Set task
Can you print every item that follows verbatim, line for line, without changing anything?

Material provided
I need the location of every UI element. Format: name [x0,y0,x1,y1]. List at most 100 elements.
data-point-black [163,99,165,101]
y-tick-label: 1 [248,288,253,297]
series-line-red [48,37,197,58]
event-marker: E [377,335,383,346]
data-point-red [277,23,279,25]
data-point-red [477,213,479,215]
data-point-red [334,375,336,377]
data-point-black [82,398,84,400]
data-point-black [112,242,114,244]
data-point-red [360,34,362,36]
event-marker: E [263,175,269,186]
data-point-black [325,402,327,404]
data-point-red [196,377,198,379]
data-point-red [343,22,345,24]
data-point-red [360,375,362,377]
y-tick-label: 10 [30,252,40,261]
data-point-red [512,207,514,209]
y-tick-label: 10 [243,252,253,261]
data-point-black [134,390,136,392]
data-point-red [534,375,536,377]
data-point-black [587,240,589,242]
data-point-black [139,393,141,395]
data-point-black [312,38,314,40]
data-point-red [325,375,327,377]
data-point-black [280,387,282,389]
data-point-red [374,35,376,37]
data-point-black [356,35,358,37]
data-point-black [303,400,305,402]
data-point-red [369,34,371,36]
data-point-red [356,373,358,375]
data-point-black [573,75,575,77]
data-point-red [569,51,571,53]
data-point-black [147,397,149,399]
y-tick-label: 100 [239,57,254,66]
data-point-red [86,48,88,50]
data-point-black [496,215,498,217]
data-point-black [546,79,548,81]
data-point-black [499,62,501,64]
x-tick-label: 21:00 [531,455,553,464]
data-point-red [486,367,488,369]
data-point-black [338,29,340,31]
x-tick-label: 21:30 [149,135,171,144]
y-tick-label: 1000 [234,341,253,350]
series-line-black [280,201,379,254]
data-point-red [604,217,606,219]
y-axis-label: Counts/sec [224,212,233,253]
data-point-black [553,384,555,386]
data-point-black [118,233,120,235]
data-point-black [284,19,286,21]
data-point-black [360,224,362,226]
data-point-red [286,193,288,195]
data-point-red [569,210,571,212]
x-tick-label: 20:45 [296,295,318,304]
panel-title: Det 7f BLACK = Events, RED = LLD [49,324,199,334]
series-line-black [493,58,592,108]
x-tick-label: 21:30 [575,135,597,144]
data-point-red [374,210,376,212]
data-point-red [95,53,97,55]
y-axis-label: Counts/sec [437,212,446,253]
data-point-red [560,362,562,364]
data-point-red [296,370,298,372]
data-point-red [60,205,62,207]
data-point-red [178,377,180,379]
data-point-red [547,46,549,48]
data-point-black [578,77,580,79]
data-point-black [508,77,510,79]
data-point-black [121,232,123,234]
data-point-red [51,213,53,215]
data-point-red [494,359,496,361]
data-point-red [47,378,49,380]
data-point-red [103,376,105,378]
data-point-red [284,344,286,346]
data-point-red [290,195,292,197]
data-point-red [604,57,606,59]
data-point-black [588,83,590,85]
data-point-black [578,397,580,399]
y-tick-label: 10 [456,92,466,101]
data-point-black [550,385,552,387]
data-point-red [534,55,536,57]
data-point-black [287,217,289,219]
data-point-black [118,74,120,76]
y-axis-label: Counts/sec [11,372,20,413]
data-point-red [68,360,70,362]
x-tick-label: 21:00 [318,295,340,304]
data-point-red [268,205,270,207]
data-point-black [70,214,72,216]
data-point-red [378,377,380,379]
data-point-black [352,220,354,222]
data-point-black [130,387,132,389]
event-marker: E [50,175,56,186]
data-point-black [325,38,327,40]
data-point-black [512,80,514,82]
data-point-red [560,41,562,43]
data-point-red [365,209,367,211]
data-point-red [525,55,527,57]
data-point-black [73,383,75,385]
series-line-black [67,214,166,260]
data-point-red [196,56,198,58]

Answer to the task
I need the location of every UI element. Format: name [x0,y0,x1,y1]. List at most 100 elements.
data-point-black [163,99,165,101]
y-tick-label: 1 [248,288,253,297]
series-line-red [48,37,197,58]
event-marker: E [377,335,383,346]
data-point-red [277,23,279,25]
data-point-red [477,213,479,215]
data-point-red [334,375,336,377]
data-point-black [82,398,84,400]
data-point-black [112,242,114,244]
data-point-red [360,34,362,36]
event-marker: E [263,175,269,186]
data-point-black [325,402,327,404]
data-point-red [196,377,198,379]
data-point-red [343,22,345,24]
data-point-red [360,375,362,377]
y-tick-label: 10 [30,252,40,261]
data-point-red [512,207,514,209]
y-tick-label: 10 [243,252,253,261]
data-point-black [134,390,136,392]
data-point-red [534,375,536,377]
data-point-black [587,240,589,242]
data-point-black [139,393,141,395]
data-point-black [312,38,314,40]
data-point-red [325,375,327,377]
data-point-black [280,387,282,389]
data-point-red [374,35,376,37]
data-point-black [356,35,358,37]
data-point-black [303,400,305,402]
data-point-red [369,34,371,36]
data-point-red [356,373,358,375]
data-point-black [573,75,575,77]
data-point-red [569,51,571,53]
data-point-black [147,397,149,399]
y-tick-label: 100 [239,57,254,66]
data-point-red [86,48,88,50]
data-point-black [496,215,498,217]
data-point-black [546,79,548,81]
data-point-black [499,62,501,64]
x-tick-label: 21:00 [531,455,553,464]
data-point-red [486,367,488,369]
data-point-black [338,29,340,31]
x-tick-label: 21:30 [149,135,171,144]
y-tick-label: 1000 [234,341,253,350]
series-line-black [280,201,379,254]
data-point-red [604,217,606,219]
y-axis-label: Counts/sec [224,212,233,253]
data-point-black [553,384,555,386]
data-point-black [118,233,120,235]
data-point-black [284,19,286,21]
data-point-black [360,224,362,226]
data-point-red [286,193,288,195]
data-point-red [569,210,571,212]
x-tick-label: 20:45 [296,295,318,304]
panel-title: Det 7f BLACK = Events, RED = LLD [49,324,199,334]
series-line-black [493,58,592,108]
x-tick-label: 21:30 [575,135,597,144]
data-point-red [374,210,376,212]
data-point-red [95,53,97,55]
y-axis-label: Counts/sec [437,212,446,253]
data-point-red [560,362,562,364]
data-point-red [296,370,298,372]
data-point-red [60,205,62,207]
data-point-red [178,377,180,379]
data-point-red [547,46,549,48]
data-point-black [578,77,580,79]
data-point-black [508,77,510,79]
data-point-black [121,232,123,234]
data-point-red [51,213,53,215]
data-point-red [494,359,496,361]
data-point-red [47,378,49,380]
data-point-red [103,376,105,378]
data-point-red [284,344,286,346]
data-point-red [290,195,292,197]
data-point-red [604,57,606,59]
data-point-black [588,83,590,85]
data-point-black [578,397,580,399]
y-tick-label: 10 [456,92,466,101]
data-point-black [550,385,552,387]
data-point-red [534,55,536,57]
data-point-black [287,217,289,219]
data-point-black [118,74,120,76]
y-axis-label: Counts/sec [11,372,20,413]
data-point-red [68,360,70,362]
x-tick-label: 21:00 [318,295,340,304]
data-point-red [268,205,270,207]
data-point-black [70,214,72,216]
data-point-red [378,377,380,379]
data-point-black [352,220,354,222]
data-point-black [130,387,132,389]
event-marker: E [50,175,56,186]
data-point-black [325,38,327,40]
data-point-black [512,80,514,82]
data-point-red [560,41,562,43]
data-point-red [365,209,367,211]
data-point-red [525,55,527,57]
data-point-black [73,383,75,385]
series-line-black [67,214,166,260]
data-point-red [196,56,198,58]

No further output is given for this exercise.